DIRECTIONS. The records should be written out in full, with nothing altered.

Start of DATA FOR THIS EXERCISE

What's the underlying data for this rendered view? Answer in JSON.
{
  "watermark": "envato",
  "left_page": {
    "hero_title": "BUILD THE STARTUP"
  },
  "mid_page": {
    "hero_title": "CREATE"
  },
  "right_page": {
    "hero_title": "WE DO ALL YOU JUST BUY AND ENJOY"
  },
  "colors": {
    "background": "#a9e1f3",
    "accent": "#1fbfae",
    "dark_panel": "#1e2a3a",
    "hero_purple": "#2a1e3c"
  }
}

End of DATA FOR THIS EXERCISE

THE REPLY.
What's the underlying data for this rendered view? Answer in JSON.
{
  "watermark": "envato",
  "left_page": {
    "hero_title": "BUILD THE STARTUP"
  },
  "mid_page": {
    "hero_title": "CREATE"
  },
  "right_page": {
    "hero_title": "WE DO ALL YOU JUST BUY AND ENJOY"
  },
  "colors": {
    "background": "#a9e1f3",
    "accent": "#1fbfae",
    "dark_panel": "#1e2a3a",
    "hero_purple": "#2a1e3c"
  }
}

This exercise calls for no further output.